● EXERCISE INSTRUCTIONS: Report every line in the listing that contains the string "will".

● SUPPLIED INFORMATION:
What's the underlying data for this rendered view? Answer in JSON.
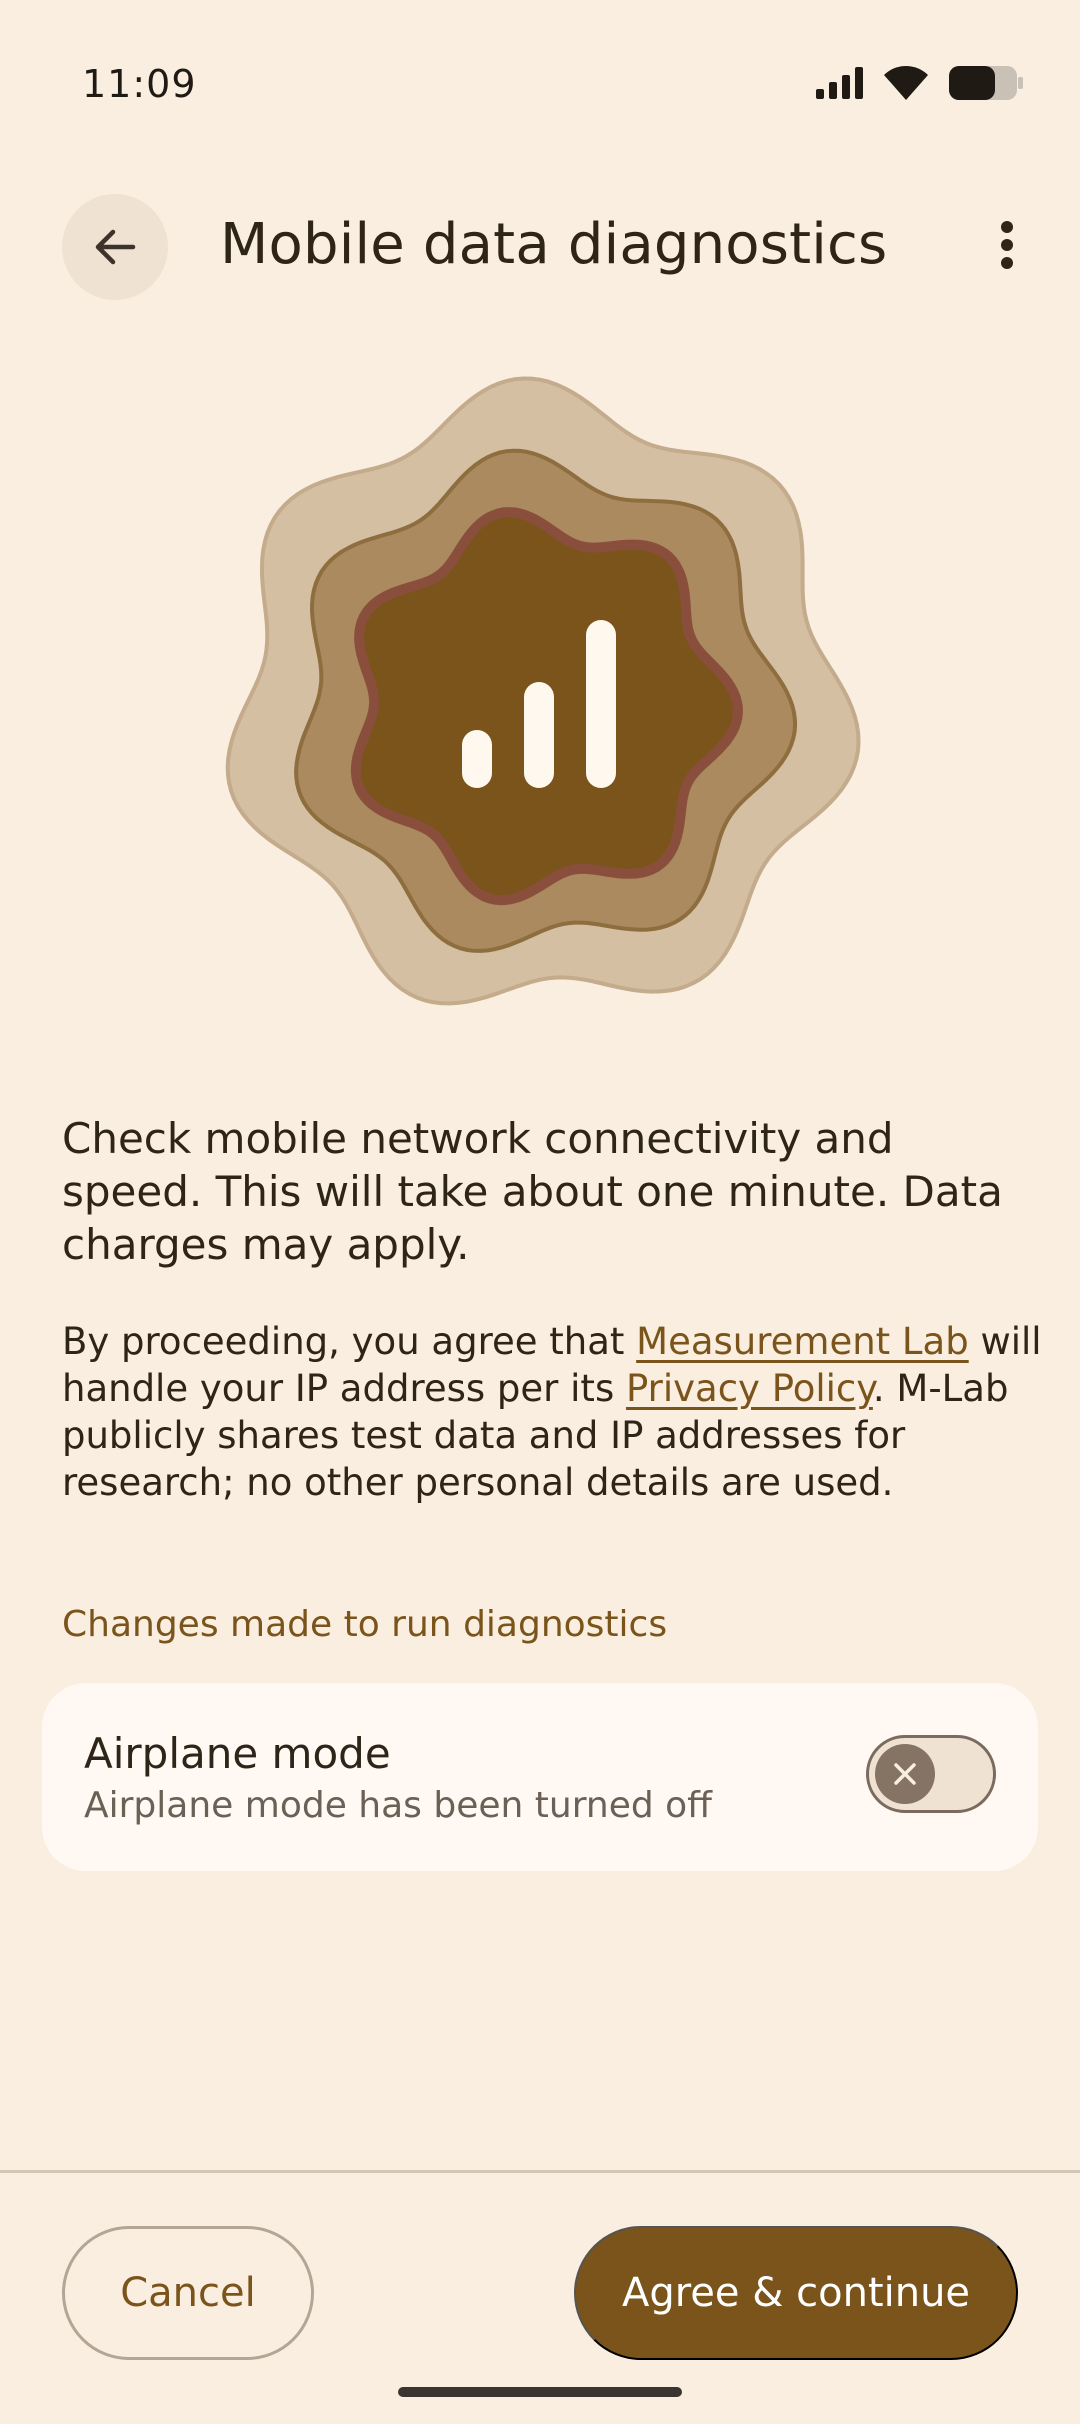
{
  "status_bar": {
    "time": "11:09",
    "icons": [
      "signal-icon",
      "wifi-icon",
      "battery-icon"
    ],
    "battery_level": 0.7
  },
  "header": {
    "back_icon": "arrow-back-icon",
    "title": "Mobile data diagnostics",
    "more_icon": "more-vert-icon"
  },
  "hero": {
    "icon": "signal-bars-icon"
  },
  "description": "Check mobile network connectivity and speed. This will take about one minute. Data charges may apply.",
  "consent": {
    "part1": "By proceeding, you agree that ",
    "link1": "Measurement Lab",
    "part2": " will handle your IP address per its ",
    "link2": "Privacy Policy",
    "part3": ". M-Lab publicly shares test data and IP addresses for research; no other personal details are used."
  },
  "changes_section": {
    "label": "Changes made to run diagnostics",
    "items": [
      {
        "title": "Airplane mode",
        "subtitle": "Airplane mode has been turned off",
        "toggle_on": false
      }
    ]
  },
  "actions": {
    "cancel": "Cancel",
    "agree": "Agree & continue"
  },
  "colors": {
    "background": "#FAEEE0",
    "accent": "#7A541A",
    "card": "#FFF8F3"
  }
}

● EXPECTED OUTPUT:
  "description": "Check mobile network connectivity and speed. This will take about one minute. Data charges may apply.",
    "part2": " will handle your IP address per its ",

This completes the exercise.